= WHAT IS ASKED =
Repeat each line of the material below exactly as it appears, minus any pictures.

= RECORDS SUPPLIED =
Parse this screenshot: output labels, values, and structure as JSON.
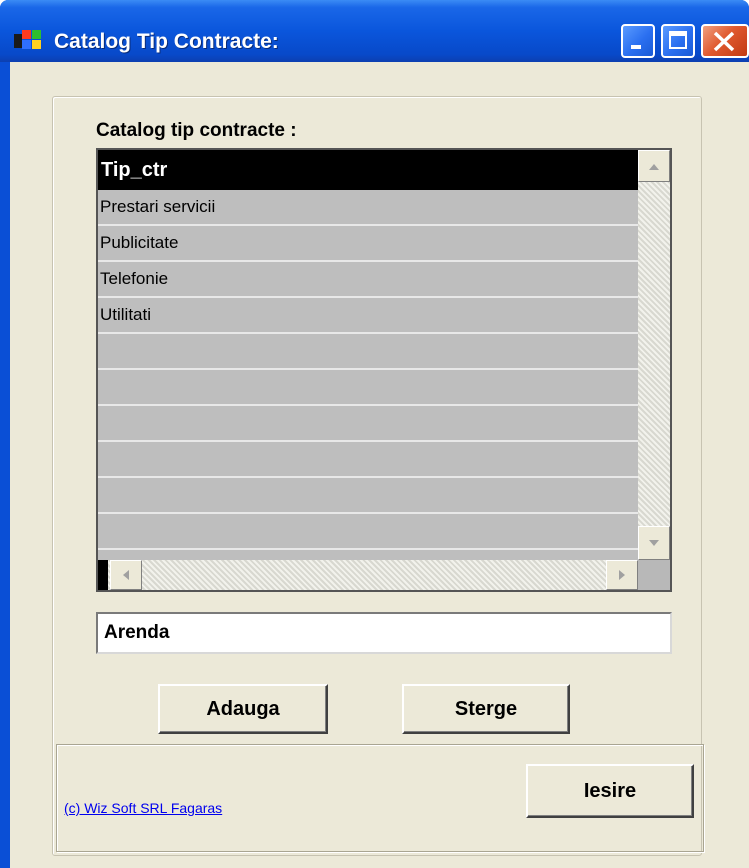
{
  "window": {
    "title": "Catalog Tip Contracte:"
  },
  "catalog": {
    "label": "Catalog tip contracte :",
    "column_header": "Tip_ctr",
    "rows": [
      "Prestari servicii",
      "Publicitate",
      "Telefonie",
      "Utilitati",
      "",
      "",
      "",
      "",
      "",
      "",
      ""
    ]
  },
  "input": {
    "value": "Arenda"
  },
  "buttons": {
    "add": "Adauga",
    "delete": "Sterge",
    "exit": "Iesire"
  },
  "footer": {
    "credit": "(c) Wiz Soft SRL Fagaras"
  },
  "colors": {
    "titlebar": "#0a56dc",
    "client_bg": "#ece9d8",
    "grid_header": "#000000",
    "grid_rows": "#bebebe",
    "link": "#0000ee",
    "close_button": "#e05a30"
  }
}
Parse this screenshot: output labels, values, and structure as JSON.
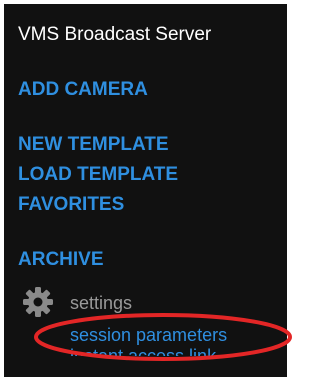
{
  "app": {
    "title": "VMS Broadcast Server"
  },
  "nav": {
    "add_camera": "ADD CAMERA",
    "new_template": "NEW TEMPLATE",
    "load_template": "LOAD TEMPLATE",
    "favorites": "FAVORITES",
    "archive": "ARCHIVE"
  },
  "settings": {
    "icon": "gear-icon",
    "label": "settings",
    "items": [
      "session parameters",
      "instant access link"
    ]
  },
  "colors": {
    "background": "#111111",
    "link": "#2f8fe0",
    "title": "#ffffff",
    "muted": "#9a9a9a",
    "highlight": "#e32626"
  }
}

= WRITTEN RESPONSE =
Parse this screenshot: output labels, values, and structure as JSON.
{
  "window": {
    "title": "Catalog Tip Contracte:"
  },
  "catalog": {
    "label": "Catalog tip contracte :",
    "column_header": "Tip_ctr",
    "rows": [
      "Prestari servicii",
      "Publicitate",
      "Telefonie",
      "Utilitati",
      "",
      "",
      "",
      "",
      "",
      "",
      ""
    ]
  },
  "input": {
    "value": "Arenda"
  },
  "buttons": {
    "add": "Adauga",
    "delete": "Sterge",
    "exit": "Iesire"
  },
  "footer": {
    "credit": "(c) Wiz Soft SRL Fagaras"
  },
  "colors": {
    "titlebar": "#0a56dc",
    "client_bg": "#ece9d8",
    "grid_header": "#000000",
    "grid_rows": "#bebebe",
    "link": "#0000ee",
    "close_button": "#e05a30"
  }
}
Parse this screenshot: output labels, values, and structure as JSON.
{
  "app": {
    "title": "VMS Broadcast Server"
  },
  "nav": {
    "add_camera": "ADD CAMERA",
    "new_template": "NEW TEMPLATE",
    "load_template": "LOAD TEMPLATE",
    "favorites": "FAVORITES",
    "archive": "ARCHIVE"
  },
  "settings": {
    "icon": "gear-icon",
    "label": "settings",
    "items": [
      "session parameters",
      "instant access link"
    ]
  },
  "colors": {
    "background": "#111111",
    "link": "#2f8fe0",
    "title": "#ffffff",
    "muted": "#9a9a9a",
    "highlight": "#e32626"
  }
}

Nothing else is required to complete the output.